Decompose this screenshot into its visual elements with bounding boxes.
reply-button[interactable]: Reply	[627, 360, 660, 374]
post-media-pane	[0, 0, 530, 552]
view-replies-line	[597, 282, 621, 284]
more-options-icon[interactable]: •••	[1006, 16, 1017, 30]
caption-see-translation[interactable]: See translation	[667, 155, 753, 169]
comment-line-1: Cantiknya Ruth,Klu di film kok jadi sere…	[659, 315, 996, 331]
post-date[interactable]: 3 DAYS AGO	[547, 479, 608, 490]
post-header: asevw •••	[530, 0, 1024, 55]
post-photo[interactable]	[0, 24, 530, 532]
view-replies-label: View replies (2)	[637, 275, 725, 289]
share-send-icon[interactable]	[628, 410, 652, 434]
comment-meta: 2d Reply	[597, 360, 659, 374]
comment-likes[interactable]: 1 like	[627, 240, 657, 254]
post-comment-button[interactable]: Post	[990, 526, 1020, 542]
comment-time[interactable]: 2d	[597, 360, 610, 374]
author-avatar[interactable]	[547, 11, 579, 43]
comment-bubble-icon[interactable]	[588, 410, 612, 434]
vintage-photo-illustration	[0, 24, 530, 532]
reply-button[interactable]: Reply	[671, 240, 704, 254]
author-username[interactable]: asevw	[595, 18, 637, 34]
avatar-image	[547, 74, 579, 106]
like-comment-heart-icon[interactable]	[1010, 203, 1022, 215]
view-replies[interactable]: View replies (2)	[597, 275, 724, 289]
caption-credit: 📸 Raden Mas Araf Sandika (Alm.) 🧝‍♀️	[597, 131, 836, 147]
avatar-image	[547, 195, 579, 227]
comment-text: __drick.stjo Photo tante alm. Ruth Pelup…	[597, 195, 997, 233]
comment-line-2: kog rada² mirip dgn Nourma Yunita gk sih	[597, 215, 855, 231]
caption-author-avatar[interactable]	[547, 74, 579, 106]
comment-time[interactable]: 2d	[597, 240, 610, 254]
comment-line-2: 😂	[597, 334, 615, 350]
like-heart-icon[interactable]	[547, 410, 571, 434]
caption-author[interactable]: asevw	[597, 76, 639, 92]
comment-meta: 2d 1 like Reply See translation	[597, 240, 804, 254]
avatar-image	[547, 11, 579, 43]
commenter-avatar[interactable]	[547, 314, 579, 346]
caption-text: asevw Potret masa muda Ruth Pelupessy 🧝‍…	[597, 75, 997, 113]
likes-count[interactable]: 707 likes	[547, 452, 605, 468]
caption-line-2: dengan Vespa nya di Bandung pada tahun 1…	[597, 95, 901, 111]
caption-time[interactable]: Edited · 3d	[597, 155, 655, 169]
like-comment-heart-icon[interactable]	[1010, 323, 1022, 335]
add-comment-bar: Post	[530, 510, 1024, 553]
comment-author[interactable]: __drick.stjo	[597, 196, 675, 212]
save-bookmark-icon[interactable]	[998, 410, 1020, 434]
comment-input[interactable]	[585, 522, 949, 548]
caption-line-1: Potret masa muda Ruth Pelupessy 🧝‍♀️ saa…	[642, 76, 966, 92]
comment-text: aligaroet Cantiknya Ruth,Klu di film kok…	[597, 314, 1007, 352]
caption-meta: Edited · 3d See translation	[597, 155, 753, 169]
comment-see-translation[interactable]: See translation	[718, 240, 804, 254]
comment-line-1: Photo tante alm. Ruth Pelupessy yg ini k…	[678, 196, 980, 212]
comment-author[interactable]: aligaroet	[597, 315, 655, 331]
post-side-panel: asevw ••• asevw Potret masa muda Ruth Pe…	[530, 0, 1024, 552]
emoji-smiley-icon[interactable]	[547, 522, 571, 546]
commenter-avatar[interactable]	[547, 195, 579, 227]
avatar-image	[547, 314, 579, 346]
-=-=-=-=-
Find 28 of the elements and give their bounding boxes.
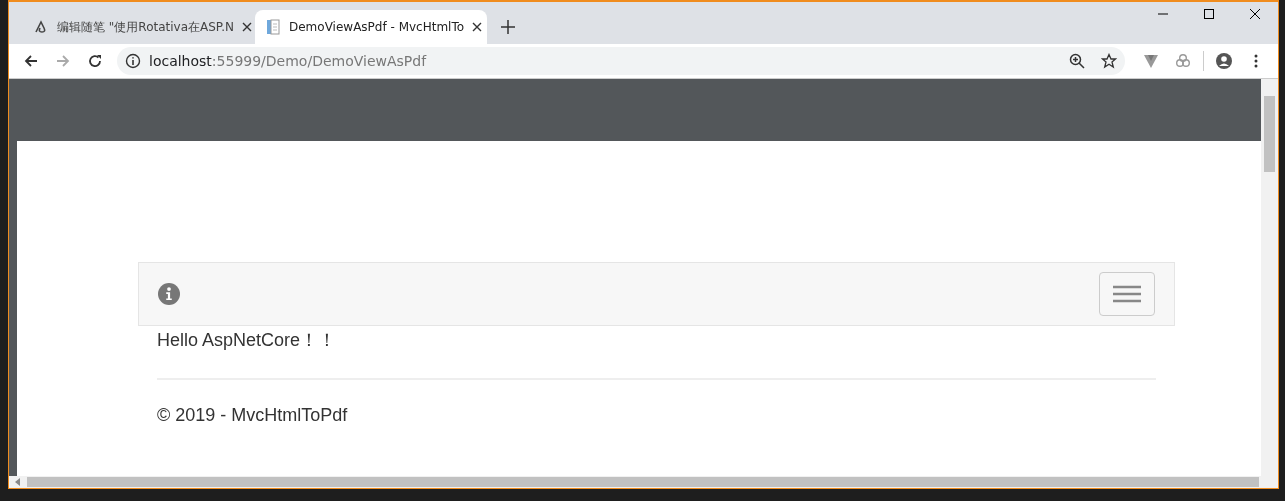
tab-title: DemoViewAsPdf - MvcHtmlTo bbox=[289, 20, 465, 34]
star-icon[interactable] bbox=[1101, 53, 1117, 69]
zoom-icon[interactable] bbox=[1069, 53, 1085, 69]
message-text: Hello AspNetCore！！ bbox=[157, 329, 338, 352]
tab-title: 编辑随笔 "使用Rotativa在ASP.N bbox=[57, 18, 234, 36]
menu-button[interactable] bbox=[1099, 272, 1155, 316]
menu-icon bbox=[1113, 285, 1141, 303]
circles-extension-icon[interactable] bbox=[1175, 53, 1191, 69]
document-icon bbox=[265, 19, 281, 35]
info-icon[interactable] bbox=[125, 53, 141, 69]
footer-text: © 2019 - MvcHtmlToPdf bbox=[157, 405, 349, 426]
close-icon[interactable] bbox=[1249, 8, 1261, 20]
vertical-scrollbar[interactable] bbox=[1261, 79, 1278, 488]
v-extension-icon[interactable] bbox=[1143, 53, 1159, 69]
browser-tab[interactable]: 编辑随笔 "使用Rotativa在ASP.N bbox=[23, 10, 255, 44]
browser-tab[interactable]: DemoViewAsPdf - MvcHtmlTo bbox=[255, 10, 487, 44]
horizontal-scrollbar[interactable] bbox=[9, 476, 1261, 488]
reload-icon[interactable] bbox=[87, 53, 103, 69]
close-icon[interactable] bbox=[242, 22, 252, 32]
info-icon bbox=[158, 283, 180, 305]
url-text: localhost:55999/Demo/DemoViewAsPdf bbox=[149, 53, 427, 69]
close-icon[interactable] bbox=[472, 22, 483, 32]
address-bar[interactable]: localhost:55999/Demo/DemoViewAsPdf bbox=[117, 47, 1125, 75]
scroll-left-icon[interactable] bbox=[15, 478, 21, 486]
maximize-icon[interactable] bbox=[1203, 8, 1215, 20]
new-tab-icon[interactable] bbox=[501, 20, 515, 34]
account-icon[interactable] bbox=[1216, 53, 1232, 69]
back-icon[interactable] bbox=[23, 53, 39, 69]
-=-=-=-=-
• _Given problem_: Beginning with the line that contains "Find 28 of the" and ending after the line that contains "back-icon[interactable] bbox=[23, 53, 39, 69]", convert the material into a numbered list with blank lines omitted. Leave the pictures out of the list.

• _Answer to this exercise_:
1. Find 28 of the elements and give their bounding boxes.
2. tab-title: DemoViewAsPdf - MvcHtmlTo bbox=[289, 20, 465, 34]
3. star-icon[interactable] bbox=[1101, 53, 1117, 69]
4. zoom-icon[interactable] bbox=[1069, 53, 1085, 69]
5. message-text: Hello AspNetCore！！ bbox=[157, 329, 338, 352]
6. tab-title: 编辑随笔 "使用Rotativa在ASP.N bbox=[57, 18, 234, 36]
7. menu-button[interactable] bbox=[1099, 272, 1155, 316]
8. menu-icon bbox=[1113, 285, 1141, 303]
9. circles-extension-icon[interactable] bbox=[1175, 53, 1191, 69]
10. document-icon bbox=[265, 19, 281, 35]
11. info-icon[interactable] bbox=[125, 53, 141, 69]
12. footer-text: © 2019 - MvcHtmlToPdf bbox=[157, 405, 349, 426]
13. close-icon[interactable] bbox=[1249, 8, 1261, 20]
14. vertical-scrollbar[interactable] bbox=[1261, 79, 1278, 488]
15. v-extension-icon[interactable] bbox=[1143, 53, 1159, 69]
16. browser-tab[interactable]: 编辑随笔 "使用Rotativa在ASP.N bbox=[23, 10, 255, 44]
17. browser-tab[interactable]: DemoViewAsPdf - MvcHtmlTo bbox=[255, 10, 487, 44]
18. horizontal-scrollbar[interactable] bbox=[9, 476, 1261, 488]
19. reload-icon[interactable] bbox=[87, 53, 103, 69]
20. close-icon[interactable] bbox=[242, 22, 252, 32]
21. info-icon bbox=[158, 283, 180, 305]
22. url-text: localhost:55999/Demo/DemoViewAsPdf bbox=[149, 53, 427, 69]
23. close-icon[interactable] bbox=[472, 22, 483, 32]
24. address-bar[interactable]: localhost:55999/Demo/DemoViewAsPdf bbox=[117, 47, 1125, 75]
25. scroll-left-icon[interactable] bbox=[15, 478, 21, 486]
26. maximize-icon[interactable] bbox=[1203, 8, 1215, 20]
27. new-tab-icon[interactable] bbox=[501, 20, 515, 34]
28. account-icon[interactable] bbox=[1216, 53, 1232, 69]
29. back-icon[interactable] bbox=[23, 53, 39, 69]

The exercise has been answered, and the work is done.